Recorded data
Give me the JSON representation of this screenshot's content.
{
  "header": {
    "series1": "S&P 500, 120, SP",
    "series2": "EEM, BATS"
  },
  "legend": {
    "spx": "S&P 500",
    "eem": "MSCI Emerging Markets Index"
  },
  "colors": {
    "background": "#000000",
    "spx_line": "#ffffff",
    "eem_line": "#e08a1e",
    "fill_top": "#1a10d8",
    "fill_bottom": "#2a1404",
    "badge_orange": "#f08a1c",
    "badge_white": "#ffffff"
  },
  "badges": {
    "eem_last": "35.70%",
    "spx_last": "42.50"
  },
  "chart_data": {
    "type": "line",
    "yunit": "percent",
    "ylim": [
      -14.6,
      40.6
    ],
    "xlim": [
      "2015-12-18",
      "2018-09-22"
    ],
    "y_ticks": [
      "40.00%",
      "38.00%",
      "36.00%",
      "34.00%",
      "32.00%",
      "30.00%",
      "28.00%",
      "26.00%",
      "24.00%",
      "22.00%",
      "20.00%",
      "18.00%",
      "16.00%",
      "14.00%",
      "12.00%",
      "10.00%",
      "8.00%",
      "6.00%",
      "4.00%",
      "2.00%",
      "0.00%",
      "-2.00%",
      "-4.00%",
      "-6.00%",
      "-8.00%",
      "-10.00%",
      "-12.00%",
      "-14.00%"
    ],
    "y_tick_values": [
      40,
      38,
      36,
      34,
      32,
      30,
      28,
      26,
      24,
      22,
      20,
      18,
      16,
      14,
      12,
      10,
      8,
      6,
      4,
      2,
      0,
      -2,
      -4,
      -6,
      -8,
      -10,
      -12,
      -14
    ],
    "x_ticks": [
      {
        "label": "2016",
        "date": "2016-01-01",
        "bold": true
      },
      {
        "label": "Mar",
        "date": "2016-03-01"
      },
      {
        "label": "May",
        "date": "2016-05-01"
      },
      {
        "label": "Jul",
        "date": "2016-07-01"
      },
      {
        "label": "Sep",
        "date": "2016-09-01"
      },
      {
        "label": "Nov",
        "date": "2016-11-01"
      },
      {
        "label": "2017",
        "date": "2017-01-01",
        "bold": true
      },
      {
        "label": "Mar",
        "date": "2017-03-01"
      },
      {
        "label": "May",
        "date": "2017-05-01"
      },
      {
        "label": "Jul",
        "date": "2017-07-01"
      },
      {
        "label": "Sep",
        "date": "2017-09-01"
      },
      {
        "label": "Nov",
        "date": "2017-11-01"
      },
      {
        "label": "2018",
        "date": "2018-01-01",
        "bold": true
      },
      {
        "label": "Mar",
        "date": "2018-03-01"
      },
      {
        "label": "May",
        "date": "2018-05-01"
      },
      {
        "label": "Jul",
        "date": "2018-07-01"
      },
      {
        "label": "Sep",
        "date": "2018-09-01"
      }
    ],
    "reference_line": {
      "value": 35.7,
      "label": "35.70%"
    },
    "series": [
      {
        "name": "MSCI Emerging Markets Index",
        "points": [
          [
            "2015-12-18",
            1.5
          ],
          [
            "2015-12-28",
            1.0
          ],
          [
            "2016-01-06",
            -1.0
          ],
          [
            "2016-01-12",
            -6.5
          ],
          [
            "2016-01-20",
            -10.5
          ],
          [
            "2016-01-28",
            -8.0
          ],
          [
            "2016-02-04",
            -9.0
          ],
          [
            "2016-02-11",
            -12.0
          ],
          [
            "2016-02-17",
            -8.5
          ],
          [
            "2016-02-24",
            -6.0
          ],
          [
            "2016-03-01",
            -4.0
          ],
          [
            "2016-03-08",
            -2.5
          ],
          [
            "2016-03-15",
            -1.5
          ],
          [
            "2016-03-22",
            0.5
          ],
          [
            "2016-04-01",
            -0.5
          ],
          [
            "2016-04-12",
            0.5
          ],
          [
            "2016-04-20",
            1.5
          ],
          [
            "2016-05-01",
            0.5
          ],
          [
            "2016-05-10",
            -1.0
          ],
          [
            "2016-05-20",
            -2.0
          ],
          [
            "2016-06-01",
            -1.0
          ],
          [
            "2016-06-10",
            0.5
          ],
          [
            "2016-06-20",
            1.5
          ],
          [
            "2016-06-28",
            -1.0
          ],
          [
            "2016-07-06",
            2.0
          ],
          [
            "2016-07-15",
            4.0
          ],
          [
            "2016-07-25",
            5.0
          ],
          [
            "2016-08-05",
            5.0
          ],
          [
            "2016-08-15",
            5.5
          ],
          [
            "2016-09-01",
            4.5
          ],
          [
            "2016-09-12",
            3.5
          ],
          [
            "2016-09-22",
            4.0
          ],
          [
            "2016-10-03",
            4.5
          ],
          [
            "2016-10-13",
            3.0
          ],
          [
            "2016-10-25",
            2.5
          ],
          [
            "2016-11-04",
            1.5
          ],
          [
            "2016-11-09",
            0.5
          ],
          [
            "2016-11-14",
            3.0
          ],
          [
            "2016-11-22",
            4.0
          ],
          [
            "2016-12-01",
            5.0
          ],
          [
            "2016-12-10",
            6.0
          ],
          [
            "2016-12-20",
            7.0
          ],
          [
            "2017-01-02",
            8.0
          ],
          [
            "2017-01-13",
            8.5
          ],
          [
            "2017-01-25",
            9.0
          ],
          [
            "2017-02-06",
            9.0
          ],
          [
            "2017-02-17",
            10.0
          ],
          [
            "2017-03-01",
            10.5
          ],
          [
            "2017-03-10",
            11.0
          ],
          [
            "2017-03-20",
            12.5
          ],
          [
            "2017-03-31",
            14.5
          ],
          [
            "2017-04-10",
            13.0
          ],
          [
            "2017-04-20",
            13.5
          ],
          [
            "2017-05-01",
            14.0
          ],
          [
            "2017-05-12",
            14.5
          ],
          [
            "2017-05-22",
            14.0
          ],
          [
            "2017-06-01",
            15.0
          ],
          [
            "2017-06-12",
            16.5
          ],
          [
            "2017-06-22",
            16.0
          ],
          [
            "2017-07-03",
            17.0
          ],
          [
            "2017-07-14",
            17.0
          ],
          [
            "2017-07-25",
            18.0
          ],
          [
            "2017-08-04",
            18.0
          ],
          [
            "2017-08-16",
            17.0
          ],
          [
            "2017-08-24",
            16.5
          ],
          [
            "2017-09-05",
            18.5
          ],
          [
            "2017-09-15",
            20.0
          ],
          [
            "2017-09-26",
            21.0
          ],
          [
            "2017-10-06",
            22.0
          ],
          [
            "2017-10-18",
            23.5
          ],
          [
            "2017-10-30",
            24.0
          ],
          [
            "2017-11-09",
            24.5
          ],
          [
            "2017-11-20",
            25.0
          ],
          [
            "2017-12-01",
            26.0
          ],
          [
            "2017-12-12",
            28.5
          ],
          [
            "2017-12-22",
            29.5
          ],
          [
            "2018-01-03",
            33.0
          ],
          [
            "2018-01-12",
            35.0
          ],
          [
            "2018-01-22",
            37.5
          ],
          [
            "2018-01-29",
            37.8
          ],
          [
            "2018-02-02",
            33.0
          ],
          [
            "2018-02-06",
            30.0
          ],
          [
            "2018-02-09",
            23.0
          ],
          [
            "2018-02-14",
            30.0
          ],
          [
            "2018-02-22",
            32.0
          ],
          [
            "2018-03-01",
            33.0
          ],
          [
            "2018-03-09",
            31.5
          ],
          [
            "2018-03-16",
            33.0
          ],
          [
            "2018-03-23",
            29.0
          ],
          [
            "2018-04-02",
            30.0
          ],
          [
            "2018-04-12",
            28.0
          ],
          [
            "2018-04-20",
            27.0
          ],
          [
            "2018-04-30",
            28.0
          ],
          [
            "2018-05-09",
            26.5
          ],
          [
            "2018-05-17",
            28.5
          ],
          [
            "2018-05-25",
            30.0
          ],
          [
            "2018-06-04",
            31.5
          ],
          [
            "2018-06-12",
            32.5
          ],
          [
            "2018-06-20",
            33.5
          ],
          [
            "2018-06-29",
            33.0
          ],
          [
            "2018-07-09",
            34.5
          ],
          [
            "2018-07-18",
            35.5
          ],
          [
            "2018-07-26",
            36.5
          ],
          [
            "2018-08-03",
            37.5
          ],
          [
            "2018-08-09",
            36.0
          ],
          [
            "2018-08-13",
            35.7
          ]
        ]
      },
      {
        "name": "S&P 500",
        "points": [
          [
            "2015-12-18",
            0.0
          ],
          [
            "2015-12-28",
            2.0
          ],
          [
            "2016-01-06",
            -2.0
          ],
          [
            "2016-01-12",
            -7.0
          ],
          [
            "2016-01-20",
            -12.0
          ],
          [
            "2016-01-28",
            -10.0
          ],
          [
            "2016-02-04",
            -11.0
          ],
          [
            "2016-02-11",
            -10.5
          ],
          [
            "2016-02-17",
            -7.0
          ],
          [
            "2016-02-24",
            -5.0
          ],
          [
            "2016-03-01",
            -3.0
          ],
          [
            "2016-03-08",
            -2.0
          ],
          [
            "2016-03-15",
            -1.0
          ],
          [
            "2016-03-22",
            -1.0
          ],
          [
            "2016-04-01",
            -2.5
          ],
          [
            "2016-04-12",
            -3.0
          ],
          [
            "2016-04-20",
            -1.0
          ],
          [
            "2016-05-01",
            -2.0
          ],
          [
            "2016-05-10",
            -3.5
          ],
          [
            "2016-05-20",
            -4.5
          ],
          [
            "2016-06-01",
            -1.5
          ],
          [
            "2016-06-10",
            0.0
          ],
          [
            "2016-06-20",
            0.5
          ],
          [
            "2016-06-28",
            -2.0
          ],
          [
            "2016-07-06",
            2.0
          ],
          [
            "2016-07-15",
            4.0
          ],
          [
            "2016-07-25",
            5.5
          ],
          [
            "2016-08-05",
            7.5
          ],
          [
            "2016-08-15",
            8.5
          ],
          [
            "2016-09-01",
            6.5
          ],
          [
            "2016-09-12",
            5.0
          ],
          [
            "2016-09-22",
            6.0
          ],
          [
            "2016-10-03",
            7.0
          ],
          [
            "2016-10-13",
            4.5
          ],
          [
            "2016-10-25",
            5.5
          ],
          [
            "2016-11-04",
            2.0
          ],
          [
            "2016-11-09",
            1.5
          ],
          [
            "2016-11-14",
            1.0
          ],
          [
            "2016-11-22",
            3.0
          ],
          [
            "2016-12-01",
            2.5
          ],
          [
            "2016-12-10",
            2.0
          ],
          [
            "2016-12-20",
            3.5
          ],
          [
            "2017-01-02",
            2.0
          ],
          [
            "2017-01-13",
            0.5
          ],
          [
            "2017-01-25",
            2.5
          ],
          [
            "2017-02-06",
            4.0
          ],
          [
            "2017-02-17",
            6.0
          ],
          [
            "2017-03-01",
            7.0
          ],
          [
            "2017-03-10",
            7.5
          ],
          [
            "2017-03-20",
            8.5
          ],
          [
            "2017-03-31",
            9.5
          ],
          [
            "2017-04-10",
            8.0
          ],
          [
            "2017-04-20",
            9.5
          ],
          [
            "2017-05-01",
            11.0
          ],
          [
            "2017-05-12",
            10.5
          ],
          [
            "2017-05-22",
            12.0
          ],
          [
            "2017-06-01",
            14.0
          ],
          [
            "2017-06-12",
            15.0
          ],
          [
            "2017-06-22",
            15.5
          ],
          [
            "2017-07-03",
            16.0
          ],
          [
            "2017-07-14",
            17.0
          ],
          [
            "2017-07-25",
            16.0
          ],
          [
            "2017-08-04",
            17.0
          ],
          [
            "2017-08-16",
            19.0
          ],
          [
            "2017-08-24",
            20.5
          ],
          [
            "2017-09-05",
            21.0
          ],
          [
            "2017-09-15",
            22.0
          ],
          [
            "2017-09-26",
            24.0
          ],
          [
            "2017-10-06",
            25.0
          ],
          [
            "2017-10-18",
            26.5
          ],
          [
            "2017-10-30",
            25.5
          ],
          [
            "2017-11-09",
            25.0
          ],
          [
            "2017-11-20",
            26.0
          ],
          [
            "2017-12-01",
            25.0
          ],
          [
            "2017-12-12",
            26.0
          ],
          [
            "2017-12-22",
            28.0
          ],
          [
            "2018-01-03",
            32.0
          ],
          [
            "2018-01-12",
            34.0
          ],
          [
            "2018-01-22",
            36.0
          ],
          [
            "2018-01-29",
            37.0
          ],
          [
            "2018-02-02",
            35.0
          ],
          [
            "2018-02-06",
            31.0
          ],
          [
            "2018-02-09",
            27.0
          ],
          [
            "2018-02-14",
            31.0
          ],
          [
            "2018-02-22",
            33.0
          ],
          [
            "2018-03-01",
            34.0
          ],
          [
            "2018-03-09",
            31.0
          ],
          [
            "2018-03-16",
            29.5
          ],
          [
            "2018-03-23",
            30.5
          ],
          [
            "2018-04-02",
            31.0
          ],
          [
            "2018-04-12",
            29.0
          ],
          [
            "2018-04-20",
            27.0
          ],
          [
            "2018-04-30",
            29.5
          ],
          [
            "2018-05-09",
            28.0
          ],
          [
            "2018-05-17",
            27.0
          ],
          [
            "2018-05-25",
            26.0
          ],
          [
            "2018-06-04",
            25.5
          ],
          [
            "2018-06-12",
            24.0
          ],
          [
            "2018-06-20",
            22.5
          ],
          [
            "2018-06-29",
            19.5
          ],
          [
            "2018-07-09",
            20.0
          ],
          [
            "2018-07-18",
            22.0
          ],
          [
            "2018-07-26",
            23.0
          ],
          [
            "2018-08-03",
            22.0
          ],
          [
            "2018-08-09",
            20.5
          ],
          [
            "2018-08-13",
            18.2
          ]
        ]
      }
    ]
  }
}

» Short problem: Copy in full each line that holds the word "MSCI".

» Task response:
    "eem": "MSCI Emerging Markets Index"
        "name": "MSCI Emerging Markets Index",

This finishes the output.